== Short exercise ==
Every entry that follows should be reproduced exactly.

### Exercise materials

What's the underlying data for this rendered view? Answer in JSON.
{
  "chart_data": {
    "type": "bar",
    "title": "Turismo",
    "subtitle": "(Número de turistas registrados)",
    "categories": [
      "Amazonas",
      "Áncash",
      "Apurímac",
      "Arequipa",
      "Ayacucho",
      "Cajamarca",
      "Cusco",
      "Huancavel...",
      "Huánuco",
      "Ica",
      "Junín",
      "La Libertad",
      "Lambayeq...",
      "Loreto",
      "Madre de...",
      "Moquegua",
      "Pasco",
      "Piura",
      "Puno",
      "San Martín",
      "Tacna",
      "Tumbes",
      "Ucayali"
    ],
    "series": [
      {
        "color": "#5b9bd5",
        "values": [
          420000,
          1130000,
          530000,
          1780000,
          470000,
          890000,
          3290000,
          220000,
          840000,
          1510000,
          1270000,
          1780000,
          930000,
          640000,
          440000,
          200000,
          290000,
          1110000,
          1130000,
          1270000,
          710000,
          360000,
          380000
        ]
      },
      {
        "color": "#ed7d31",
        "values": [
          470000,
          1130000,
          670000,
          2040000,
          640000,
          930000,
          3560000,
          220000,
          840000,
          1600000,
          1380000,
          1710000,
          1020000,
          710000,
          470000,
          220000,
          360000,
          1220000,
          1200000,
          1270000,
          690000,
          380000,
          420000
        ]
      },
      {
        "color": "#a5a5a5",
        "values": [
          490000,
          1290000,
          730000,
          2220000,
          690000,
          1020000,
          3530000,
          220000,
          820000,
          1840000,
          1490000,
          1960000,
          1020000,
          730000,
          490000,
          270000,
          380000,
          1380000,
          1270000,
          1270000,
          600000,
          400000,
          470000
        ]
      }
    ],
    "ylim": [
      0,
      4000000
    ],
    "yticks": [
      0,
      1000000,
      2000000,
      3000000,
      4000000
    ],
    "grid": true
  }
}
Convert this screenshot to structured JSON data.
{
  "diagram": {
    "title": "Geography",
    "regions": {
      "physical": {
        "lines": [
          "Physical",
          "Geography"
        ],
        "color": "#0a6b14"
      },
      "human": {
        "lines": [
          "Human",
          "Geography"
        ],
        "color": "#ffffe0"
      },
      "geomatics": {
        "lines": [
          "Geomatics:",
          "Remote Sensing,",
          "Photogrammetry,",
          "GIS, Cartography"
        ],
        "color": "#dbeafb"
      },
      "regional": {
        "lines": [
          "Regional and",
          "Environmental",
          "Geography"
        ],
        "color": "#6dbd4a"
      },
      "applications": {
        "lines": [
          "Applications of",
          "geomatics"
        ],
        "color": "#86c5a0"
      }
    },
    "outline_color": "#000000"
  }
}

######

== The answer ==
What's the underlying data for this rendered view? Answer in JSON.
{
  "chart_data": {
    "type": "bar",
    "title": "Turismo",
    "subtitle": "(Número de turistas registrados)",
    "categories": [
      "Amazonas",
      "Áncash",
      "Apurímac",
      "Arequipa",
      "Ayacucho",
      "Cajamarca",
      "Cusco",
      "Huancavel...",
      "Huánuco",
      "Ica",
      "Junín",
      "La Libertad",
      "Lambayeq...",
      "Loreto",
      "Madre de...",
      "Moquegua",
      "Pasco",
      "Piura",
      "Puno",
      "San Martín",
      "Tacna",
      "Tumbes",
      "Ucayali"
    ],
    "series": [
      {
        "color": "#5b9bd5",
        "values": [
          420000,
          1130000,
          530000,
          1780000,
          470000,
          890000,
          3290000,
          220000,
          840000,
          1510000,
          1270000,
          1780000,
          930000,
          640000,
          440000,
          200000,
          290000,
          1110000,
          1130000,
          1270000,
          710000,
          360000,
          380000
        ]
      },
      {
        "color": "#ed7d31",
        "values": [
          470000,
          1130000,
          670000,
          2040000,
          640000,
          930000,
          3560000,
          220000,
          840000,
          1600000,
          1380000,
          1710000,
          1020000,
          710000,
          470000,
          220000,
          360000,
          1220000,
          1200000,
          1270000,
          690000,
          380000,
          420000
        ]
      },
      {
        "color": "#a5a5a5",
        "values": [
          490000,
          1290000,
          730000,
          2220000,
          690000,
          1020000,
          3530000,
          220000,
          820000,
          1840000,
          1490000,
          1960000,
          1020000,
          730000,
          490000,
          270000,
          380000,
          1380000,
          1270000,
          1270000,
          600000,
          400000,
          470000
        ]
      }
    ],
    "ylim": [
      0,
      4000000
    ],
    "yticks": [
      0,
      1000000,
      2000000,
      3000000,
      4000000
    ],
    "grid": true
  }
}
Convert this screenshot to structured JSON data.
{
  "diagram": {
    "title": "Geography",
    "regions": {
      "physical": {
        "lines": [
          "Physical",
          "Geography"
        ],
        "color": "#0a6b14"
      },
      "human": {
        "lines": [
          "Human",
          "Geography"
        ],
        "color": "#ffffe0"
      },
      "geomatics": {
        "lines": [
          "Geomatics:",
          "Remote Sensing,",
          "Photogrammetry,",
          "GIS, Cartography"
        ],
        "color": "#dbeafb"
      },
      "regional": {
        "lines": [
          "Regional and",
          "Environmental",
          "Geography"
        ],
        "color": "#6dbd4a"
      },
      "applications": {
        "lines": [
          "Applications of",
          "geomatics"
        ],
        "color": "#86c5a0"
      }
    },
    "outline_color": "#000000"
  }
}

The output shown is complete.